◆ Problem details ◆
Rewrite all the records with every "zoom-line" replaced by "connector-line", keeping everything else the same.

::: Material

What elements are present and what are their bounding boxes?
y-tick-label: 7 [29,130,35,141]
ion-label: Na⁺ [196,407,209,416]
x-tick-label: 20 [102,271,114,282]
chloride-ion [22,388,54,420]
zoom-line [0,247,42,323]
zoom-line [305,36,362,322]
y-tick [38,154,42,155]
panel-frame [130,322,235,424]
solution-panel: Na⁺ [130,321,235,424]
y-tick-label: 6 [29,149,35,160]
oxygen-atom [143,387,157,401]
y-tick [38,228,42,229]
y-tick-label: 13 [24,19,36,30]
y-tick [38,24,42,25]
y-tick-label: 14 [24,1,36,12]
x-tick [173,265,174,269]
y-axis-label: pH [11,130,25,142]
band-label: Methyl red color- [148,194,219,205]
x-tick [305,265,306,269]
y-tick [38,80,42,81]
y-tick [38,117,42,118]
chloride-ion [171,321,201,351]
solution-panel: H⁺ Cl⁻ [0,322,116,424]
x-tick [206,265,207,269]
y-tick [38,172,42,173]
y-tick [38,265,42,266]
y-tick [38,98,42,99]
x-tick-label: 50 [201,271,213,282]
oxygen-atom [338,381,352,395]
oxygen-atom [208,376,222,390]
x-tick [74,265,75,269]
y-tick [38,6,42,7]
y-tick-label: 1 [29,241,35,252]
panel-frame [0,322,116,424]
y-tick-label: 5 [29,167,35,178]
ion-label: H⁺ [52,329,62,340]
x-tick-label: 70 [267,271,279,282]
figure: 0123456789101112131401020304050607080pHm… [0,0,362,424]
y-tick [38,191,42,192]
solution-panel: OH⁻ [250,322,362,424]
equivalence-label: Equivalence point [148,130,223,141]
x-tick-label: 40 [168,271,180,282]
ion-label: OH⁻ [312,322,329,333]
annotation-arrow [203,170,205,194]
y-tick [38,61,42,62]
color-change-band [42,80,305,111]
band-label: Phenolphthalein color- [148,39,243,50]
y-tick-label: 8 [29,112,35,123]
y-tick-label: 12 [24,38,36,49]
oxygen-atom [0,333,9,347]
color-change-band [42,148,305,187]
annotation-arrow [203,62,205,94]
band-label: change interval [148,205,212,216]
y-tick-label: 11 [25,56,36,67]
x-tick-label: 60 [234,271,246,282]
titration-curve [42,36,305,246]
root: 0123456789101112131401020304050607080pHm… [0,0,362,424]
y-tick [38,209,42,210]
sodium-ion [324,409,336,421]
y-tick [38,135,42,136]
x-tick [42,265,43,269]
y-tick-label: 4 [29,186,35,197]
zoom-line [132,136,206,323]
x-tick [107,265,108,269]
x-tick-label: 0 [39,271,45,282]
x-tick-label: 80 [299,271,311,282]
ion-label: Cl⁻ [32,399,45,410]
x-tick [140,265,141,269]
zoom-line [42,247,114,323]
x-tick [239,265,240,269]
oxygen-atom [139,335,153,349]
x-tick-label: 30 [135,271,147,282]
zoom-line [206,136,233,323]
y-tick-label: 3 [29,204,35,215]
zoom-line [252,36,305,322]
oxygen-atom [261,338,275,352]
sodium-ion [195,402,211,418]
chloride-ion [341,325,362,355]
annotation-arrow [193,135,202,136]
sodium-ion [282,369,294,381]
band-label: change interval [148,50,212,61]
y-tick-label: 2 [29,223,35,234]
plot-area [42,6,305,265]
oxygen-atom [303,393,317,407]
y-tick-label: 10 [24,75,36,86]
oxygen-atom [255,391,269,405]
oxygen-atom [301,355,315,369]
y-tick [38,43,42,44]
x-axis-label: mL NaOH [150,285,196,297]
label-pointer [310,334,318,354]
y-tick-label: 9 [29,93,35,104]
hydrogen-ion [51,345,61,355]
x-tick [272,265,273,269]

::::::

◆ Task output ◆
What elements are present and what are their bounding boxes?
y-tick-label: 7 [29,130,35,141]
ion-label: Na⁺ [196,407,209,416]
x-tick-label: 20 [102,271,114,282]
chloride-ion [22,388,54,420]
connector-line [0,247,42,323]
connector-line [305,36,362,322]
y-tick [38,154,42,155]
panel-frame [130,322,235,424]
solution-panel: Na⁺ [130,321,235,424]
y-tick-label: 6 [29,149,35,160]
oxygen-atom [143,387,157,401]
y-tick [38,228,42,229]
y-tick-label: 13 [24,19,36,30]
y-tick [38,24,42,25]
y-tick-label: 14 [24,1,36,12]
x-tick [173,265,174,269]
y-axis-label: pH [11,130,25,142]
band-label: Methyl red color- [148,194,219,205]
x-tick [305,265,306,269]
y-tick [38,80,42,81]
y-tick [38,117,42,118]
chloride-ion [171,321,201,351]
solution-panel: H⁺ Cl⁻ [0,322,116,424]
x-tick [206,265,207,269]
y-tick [38,172,42,173]
y-tick [38,265,42,266]
y-tick [38,98,42,99]
x-tick-label: 50 [201,271,213,282]
oxygen-atom [338,381,352,395]
oxygen-atom [208,376,222,390]
x-tick [74,265,75,269]
y-tick [38,6,42,7]
y-tick-label: 1 [29,241,35,252]
panel-frame [0,322,116,424]
y-tick-label: 5 [29,167,35,178]
ion-label: H⁺ [52,329,62,340]
x-tick-label: 70 [267,271,279,282]
figure: 0123456789101112131401020304050607080pHm… [0,0,362,424]
y-tick [38,191,42,192]
solution-panel: OH⁻ [250,322,362,424]
equivalence-label: Equivalence point [148,130,223,141]
x-tick-label: 40 [168,271,180,282]
ion-label: OH⁻ [312,322,329,333]
annotation-arrow [203,170,205,194]
y-tick [38,61,42,62]
color-change-band [42,80,305,111]
band-label: Phenolphthalein color- [148,39,243,50]
y-tick-label: 8 [29,112,35,123]
y-tick-label: 12 [24,38,36,49]
oxygen-atom [0,333,9,347]
color-change-band [42,148,305,187]
annotation-arrow [203,62,205,94]
band-label: change interval [148,205,212,216]
y-tick-label: 11 [25,56,36,67]
x-tick-label: 60 [234,271,246,282]
titration-curve [42,36,305,246]
root: 0123456789101112131401020304050607080pHm… [0,0,362,424]
y-tick [38,209,42,210]
sodium-ion [324,409,336,421]
y-tick [38,135,42,136]
x-tick [42,265,43,269]
y-tick-label: 4 [29,186,35,197]
connector-line [132,136,206,323]
x-tick [107,265,108,269]
x-tick-label: 0 [39,271,45,282]
x-tick-label: 80 [299,271,311,282]
ion-label: Cl⁻ [32,399,45,410]
x-tick [140,265,141,269]
connector-line [42,247,114,323]
x-tick [239,265,240,269]
oxygen-atom [139,335,153,349]
x-tick-label: 30 [135,271,147,282]
connector-line [206,136,233,323]
y-tick-label: 3 [29,204,35,215]
connector-line [252,36,305,322]
oxygen-atom [261,338,275,352]
sodium-ion [195,402,211,418]
chloride-ion [341,325,362,355]
annotation-arrow [193,135,202,136]
sodium-ion [282,369,294,381]
band-label: change interval [148,50,212,61]
y-tick-label: 2 [29,223,35,234]
plot-area [42,6,305,265]
oxygen-atom [303,393,317,407]
y-tick-label: 10 [24,75,36,86]
oxygen-atom [255,391,269,405]
oxygen-atom [301,355,315,369]
y-tick [38,43,42,44]
x-axis-label: mL NaOH [150,285,196,297]
label-pointer [310,334,318,354]
y-tick-label: 9 [29,93,35,104]
hydrogen-ion [51,345,61,355]
x-tick [272,265,273,269]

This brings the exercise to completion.